### Goal
Scan the following material for the string "related" and copy each line in which it appears.

### Extracted data
○ ○ ○ ○ ○
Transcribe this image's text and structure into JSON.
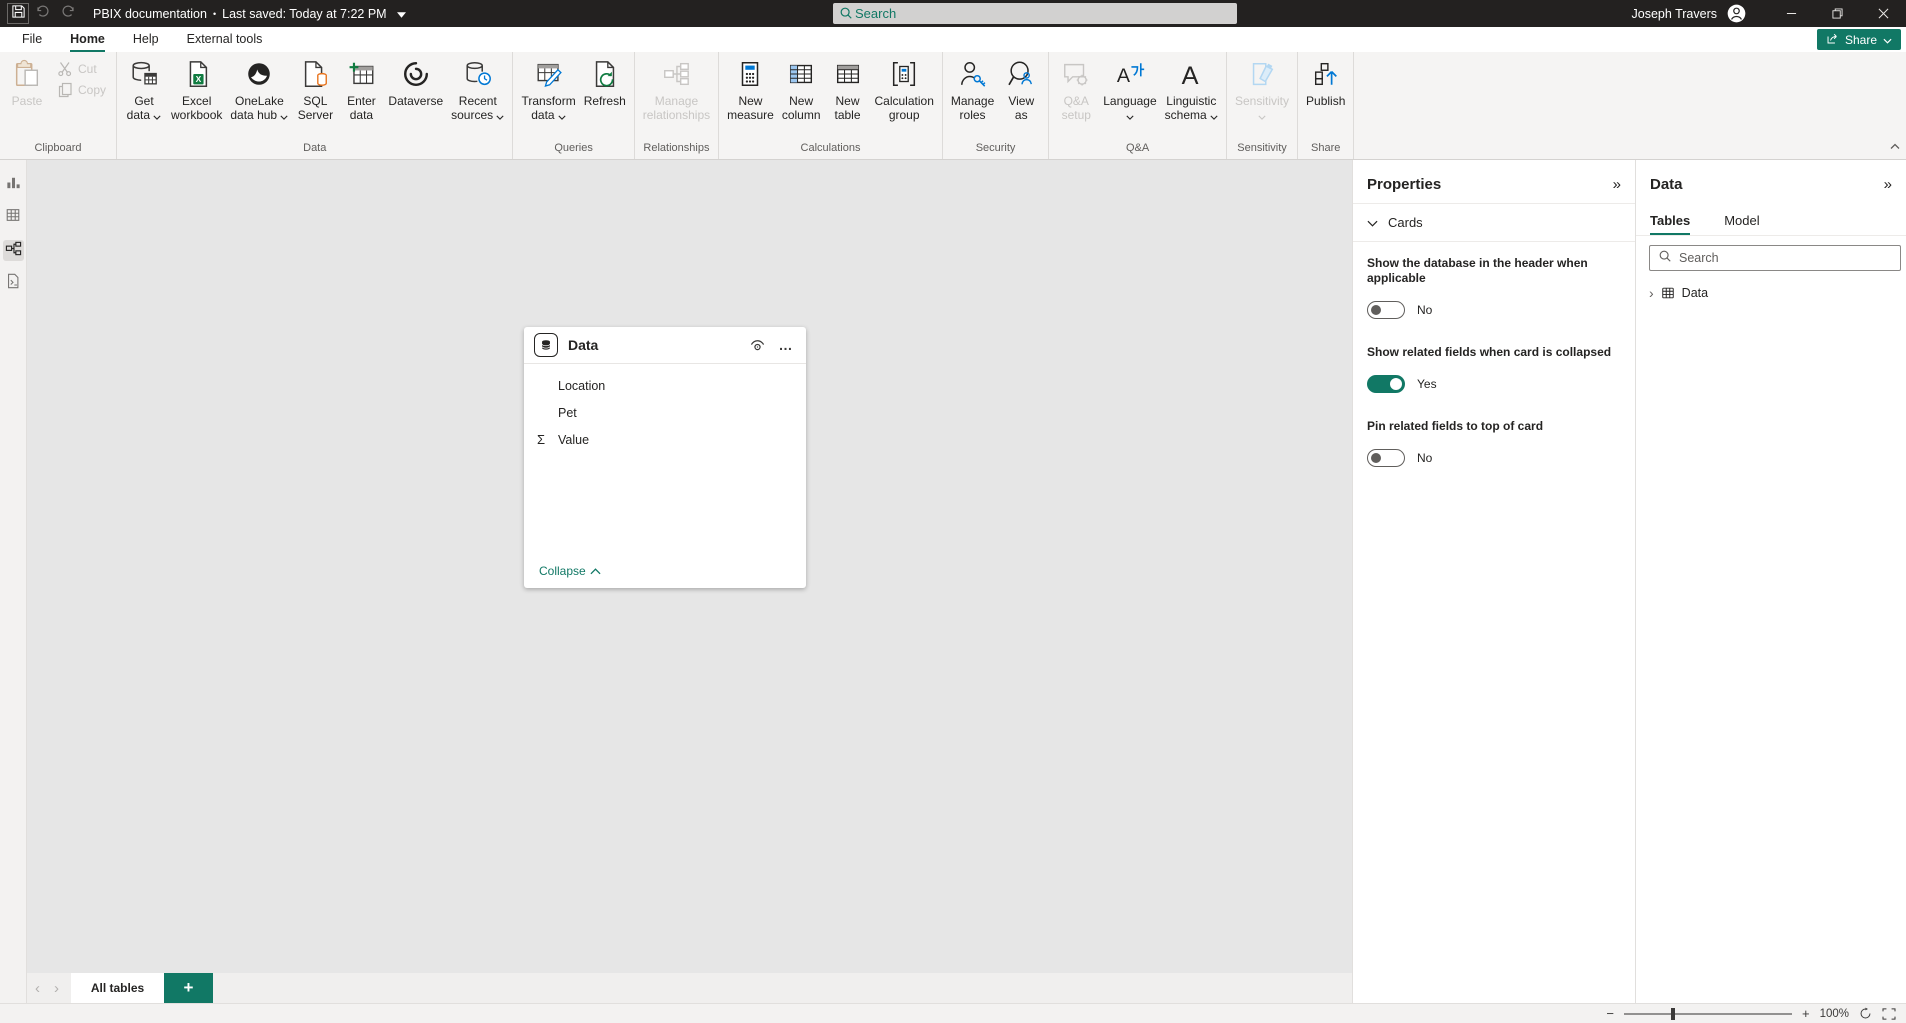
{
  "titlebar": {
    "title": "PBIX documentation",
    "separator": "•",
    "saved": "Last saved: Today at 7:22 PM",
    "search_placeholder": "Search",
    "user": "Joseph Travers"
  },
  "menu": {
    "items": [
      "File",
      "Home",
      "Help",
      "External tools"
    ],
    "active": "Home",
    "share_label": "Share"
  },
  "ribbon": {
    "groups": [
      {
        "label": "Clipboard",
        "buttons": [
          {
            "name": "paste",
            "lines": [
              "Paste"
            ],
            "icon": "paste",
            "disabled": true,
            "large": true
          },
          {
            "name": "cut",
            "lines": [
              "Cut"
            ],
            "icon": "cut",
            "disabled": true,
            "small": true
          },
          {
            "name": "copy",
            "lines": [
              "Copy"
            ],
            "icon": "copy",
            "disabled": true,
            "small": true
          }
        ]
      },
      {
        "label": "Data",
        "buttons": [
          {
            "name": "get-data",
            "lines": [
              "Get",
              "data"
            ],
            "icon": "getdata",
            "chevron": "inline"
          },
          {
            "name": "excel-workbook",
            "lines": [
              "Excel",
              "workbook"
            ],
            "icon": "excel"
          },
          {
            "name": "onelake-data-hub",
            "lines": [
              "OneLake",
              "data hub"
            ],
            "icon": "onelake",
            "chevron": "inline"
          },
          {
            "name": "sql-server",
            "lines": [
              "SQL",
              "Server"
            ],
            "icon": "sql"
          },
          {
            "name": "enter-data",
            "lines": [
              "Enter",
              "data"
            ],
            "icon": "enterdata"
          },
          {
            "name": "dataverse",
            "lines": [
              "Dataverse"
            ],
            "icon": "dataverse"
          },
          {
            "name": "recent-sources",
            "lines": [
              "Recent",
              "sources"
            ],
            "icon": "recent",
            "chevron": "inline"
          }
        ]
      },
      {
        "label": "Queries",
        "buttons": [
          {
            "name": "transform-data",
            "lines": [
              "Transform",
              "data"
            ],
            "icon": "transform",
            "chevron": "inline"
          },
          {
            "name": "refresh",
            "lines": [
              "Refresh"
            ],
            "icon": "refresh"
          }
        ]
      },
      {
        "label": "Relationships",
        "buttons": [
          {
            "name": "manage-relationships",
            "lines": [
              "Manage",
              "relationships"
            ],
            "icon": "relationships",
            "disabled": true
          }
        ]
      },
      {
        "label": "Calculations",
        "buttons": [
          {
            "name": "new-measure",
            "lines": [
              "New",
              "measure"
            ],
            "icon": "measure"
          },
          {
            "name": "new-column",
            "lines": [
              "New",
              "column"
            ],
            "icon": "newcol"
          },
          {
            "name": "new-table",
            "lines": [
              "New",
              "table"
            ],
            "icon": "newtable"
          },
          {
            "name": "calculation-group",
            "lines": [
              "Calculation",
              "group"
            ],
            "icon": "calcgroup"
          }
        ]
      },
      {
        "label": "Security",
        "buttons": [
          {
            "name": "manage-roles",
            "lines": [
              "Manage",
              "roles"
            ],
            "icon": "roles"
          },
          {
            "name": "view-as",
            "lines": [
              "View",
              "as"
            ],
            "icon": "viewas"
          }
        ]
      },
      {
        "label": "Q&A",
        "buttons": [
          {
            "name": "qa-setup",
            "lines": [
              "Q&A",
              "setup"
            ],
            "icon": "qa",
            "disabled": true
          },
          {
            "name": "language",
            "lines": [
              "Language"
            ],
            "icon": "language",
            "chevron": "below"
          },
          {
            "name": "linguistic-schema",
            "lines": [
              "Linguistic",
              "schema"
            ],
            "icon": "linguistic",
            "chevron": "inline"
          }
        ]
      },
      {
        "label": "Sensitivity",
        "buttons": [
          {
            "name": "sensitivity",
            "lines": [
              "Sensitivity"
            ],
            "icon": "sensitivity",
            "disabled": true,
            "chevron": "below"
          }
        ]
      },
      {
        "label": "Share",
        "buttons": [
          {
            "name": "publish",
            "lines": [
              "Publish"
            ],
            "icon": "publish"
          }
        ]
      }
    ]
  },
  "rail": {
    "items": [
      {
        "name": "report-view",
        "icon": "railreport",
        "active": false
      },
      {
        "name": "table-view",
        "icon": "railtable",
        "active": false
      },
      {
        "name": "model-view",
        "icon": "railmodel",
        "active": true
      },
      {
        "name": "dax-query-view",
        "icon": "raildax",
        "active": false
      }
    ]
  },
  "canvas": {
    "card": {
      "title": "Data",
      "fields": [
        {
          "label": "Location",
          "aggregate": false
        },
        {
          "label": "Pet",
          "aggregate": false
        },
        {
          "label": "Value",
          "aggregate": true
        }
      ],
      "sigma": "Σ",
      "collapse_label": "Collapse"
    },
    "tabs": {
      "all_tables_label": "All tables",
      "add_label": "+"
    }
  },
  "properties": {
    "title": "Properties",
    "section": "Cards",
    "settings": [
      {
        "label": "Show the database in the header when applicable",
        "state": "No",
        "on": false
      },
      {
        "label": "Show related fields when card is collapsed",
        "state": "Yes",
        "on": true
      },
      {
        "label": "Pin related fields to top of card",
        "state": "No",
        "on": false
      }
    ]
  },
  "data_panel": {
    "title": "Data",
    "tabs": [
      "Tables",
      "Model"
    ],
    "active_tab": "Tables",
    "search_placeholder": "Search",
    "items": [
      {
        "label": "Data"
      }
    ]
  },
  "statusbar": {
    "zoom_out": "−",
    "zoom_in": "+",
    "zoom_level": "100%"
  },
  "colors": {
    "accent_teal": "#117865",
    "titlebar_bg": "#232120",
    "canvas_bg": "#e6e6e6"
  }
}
○ ○ ○ ○ ○
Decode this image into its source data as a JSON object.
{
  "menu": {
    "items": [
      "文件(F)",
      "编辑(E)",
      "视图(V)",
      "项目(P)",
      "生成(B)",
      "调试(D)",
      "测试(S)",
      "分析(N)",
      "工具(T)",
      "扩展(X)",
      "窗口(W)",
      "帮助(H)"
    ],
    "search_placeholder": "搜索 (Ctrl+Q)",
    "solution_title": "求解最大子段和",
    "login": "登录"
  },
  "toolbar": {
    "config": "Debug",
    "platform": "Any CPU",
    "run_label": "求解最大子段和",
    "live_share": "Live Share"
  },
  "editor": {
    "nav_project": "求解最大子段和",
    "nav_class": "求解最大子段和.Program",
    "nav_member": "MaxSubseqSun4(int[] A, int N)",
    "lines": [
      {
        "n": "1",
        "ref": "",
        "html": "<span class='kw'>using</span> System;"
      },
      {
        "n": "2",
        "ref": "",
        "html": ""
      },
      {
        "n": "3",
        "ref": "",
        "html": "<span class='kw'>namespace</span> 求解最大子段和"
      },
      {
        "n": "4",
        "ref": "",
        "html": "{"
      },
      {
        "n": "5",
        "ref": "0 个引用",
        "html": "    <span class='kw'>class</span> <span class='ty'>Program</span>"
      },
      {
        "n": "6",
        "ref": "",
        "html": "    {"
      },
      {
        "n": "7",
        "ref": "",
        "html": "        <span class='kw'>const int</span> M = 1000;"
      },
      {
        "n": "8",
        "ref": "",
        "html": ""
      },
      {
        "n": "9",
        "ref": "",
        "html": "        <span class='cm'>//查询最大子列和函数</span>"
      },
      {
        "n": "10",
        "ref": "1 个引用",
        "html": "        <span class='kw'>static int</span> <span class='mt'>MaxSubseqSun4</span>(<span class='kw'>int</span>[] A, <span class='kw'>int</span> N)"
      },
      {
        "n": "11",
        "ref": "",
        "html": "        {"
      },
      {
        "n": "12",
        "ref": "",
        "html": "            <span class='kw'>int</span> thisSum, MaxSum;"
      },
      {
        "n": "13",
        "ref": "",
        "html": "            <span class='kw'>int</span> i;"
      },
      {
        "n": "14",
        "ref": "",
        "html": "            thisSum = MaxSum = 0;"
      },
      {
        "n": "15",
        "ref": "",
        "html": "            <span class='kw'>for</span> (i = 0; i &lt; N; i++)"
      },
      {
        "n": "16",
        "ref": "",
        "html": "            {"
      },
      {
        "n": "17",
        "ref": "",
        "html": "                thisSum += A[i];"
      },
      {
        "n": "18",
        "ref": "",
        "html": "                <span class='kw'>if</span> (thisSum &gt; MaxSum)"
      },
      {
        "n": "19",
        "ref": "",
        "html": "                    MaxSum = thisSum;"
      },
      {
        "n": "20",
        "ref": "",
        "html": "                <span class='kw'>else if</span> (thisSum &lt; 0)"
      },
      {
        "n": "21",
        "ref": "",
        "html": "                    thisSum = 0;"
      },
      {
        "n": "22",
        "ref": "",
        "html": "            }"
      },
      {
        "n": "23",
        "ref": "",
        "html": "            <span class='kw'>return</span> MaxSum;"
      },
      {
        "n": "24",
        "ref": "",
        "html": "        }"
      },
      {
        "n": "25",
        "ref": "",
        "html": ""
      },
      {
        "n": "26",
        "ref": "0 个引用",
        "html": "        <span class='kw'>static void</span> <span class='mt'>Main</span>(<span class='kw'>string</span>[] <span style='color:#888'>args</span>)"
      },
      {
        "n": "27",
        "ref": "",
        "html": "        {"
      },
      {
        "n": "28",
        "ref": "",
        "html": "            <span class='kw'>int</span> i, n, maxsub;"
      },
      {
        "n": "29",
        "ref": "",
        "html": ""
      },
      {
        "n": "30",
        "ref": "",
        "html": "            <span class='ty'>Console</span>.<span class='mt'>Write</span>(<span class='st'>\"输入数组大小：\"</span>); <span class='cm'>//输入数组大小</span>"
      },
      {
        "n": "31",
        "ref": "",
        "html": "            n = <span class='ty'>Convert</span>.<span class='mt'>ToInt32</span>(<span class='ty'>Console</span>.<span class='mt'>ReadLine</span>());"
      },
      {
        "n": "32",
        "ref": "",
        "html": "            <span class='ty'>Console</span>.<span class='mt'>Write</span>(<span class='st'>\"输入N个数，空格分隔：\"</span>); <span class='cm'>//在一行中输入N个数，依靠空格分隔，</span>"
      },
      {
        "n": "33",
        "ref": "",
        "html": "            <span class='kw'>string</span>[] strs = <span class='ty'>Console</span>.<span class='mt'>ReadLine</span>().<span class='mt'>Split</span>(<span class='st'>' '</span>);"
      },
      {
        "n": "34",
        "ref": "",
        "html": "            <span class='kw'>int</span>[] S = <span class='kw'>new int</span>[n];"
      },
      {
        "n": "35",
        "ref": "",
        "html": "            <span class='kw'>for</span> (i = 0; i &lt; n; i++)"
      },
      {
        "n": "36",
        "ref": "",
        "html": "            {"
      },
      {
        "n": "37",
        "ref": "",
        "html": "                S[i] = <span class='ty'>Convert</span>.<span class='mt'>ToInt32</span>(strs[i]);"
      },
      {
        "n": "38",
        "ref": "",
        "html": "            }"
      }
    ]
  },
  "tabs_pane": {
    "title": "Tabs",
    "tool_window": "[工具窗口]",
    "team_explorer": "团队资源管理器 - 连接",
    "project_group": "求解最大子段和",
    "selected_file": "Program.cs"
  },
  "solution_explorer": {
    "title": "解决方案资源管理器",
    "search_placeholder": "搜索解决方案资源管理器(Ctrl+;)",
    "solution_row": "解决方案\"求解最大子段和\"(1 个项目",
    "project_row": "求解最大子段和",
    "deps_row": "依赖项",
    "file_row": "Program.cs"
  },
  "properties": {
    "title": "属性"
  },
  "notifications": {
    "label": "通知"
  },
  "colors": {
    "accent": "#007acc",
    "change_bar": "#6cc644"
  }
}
○ ○ ○ ○ ○
### Full output
        "label": "Show related fields when card is collapsed",
        "label": "Pin related fields to top of card",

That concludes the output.